- [DIRECTIONS]:
Search the listing below for the string "color" and copy every line where it occurs.

- [DATA ROWS]:
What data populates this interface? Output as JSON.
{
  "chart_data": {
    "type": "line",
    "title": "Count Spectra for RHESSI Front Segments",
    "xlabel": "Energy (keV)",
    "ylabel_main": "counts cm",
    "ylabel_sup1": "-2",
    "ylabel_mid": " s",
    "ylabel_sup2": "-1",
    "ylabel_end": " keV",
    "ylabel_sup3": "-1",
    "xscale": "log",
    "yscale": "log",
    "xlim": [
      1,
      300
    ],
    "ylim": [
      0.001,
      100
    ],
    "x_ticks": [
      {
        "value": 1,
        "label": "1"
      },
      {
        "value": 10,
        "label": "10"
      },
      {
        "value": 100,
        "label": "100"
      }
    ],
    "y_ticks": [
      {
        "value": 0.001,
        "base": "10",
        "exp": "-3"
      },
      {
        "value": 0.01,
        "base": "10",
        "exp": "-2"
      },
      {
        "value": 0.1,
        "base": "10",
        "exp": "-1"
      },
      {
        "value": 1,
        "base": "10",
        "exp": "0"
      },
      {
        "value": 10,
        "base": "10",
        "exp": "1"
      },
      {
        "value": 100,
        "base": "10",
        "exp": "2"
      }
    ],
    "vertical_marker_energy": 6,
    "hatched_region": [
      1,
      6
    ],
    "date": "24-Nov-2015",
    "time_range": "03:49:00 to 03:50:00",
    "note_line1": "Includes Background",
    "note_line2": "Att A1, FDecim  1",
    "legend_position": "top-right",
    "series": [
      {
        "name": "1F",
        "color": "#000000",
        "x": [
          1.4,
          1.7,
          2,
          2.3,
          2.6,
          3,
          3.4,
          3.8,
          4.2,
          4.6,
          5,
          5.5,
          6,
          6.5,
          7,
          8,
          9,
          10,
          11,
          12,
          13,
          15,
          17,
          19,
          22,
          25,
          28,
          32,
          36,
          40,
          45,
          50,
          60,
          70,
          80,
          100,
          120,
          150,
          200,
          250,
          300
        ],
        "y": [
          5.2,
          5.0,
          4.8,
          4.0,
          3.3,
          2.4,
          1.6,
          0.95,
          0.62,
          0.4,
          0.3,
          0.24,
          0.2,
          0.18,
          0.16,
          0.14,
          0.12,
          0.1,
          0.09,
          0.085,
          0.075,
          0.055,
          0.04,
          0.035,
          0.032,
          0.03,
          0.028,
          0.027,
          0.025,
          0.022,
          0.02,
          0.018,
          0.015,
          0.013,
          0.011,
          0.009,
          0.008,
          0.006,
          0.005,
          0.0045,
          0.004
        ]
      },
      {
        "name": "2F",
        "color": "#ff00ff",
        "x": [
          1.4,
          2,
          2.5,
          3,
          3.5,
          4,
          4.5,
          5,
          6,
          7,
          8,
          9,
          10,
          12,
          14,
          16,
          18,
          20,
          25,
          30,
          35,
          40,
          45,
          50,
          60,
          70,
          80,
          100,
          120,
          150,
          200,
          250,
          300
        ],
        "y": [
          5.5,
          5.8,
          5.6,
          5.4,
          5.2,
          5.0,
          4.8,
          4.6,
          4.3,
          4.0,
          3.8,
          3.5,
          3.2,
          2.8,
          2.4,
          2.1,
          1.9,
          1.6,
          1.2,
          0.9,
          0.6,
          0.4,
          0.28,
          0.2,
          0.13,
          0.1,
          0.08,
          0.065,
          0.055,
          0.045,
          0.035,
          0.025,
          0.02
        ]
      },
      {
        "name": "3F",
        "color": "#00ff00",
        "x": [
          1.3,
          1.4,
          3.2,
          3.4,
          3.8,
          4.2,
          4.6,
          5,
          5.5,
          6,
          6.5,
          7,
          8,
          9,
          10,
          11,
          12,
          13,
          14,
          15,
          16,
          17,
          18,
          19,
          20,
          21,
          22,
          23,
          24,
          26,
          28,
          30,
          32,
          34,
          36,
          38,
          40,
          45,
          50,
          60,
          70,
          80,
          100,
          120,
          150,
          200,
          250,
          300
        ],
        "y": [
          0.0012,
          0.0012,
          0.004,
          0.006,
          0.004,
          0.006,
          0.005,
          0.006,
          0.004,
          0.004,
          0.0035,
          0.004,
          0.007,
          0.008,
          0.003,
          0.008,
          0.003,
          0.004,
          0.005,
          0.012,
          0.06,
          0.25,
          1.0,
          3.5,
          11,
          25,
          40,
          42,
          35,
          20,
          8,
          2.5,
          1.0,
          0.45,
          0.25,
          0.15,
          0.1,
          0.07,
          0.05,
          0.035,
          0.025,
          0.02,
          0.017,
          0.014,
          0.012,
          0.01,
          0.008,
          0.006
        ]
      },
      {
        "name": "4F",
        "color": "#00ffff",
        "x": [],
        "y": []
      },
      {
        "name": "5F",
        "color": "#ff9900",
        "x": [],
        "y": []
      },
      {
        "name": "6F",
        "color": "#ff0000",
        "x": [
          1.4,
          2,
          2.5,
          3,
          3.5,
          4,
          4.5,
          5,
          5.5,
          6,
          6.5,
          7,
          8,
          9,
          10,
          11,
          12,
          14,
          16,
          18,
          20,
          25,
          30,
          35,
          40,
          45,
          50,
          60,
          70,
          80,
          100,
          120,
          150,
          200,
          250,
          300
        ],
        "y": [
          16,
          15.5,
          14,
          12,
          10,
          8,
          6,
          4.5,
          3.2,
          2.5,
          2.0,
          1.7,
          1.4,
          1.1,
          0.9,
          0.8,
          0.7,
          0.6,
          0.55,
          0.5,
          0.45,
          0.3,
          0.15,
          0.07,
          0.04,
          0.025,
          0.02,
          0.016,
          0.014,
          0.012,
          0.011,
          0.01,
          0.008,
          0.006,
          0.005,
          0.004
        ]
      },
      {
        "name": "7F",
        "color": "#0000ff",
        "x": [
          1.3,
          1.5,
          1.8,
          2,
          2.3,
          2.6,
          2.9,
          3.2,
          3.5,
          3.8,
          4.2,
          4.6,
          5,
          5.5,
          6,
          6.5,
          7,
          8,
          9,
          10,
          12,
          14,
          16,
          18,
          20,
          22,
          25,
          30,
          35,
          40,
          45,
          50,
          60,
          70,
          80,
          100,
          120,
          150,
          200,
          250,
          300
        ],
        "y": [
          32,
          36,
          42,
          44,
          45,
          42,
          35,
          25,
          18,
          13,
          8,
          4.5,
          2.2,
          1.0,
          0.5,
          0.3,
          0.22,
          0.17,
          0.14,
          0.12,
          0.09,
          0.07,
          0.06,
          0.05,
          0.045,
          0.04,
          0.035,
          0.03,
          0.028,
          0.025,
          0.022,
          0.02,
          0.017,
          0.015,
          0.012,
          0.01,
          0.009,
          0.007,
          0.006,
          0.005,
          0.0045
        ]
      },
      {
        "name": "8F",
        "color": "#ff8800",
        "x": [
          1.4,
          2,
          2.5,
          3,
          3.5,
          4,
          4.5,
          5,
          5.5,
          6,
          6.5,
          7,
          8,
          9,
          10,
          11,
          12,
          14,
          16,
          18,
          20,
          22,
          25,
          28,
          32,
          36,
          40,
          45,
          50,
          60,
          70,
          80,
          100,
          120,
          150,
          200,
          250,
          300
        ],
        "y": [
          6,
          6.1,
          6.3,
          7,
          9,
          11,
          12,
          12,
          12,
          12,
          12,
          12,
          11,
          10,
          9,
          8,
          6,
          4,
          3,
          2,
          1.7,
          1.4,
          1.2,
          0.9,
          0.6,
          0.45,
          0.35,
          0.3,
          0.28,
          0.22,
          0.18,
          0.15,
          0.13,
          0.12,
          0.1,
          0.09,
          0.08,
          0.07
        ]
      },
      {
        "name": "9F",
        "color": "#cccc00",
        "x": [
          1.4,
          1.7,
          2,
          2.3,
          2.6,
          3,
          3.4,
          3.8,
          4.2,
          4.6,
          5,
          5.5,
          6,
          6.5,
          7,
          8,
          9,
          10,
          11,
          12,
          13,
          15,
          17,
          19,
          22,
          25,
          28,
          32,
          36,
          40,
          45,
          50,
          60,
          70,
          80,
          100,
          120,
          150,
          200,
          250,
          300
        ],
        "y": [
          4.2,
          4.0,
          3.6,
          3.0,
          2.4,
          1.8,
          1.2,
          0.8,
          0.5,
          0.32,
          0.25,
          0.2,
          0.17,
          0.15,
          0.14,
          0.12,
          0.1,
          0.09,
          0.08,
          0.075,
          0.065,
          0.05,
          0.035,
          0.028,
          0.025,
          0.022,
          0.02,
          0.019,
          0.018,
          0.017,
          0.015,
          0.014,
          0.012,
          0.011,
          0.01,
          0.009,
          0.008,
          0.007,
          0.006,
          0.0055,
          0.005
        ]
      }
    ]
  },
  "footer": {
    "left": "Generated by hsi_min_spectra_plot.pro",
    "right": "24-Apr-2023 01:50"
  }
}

- [FULL RESPONSE]:
        "color": "#000000",
        "color": "#ff00ff",
        "color": "#00ff00",
        "color": "#00ffff",
        "color": "#ff9900",
        "color": "#ff0000",
        "color": "#0000ff",
        "color": "#ff8800",
        "color": "#cccc00",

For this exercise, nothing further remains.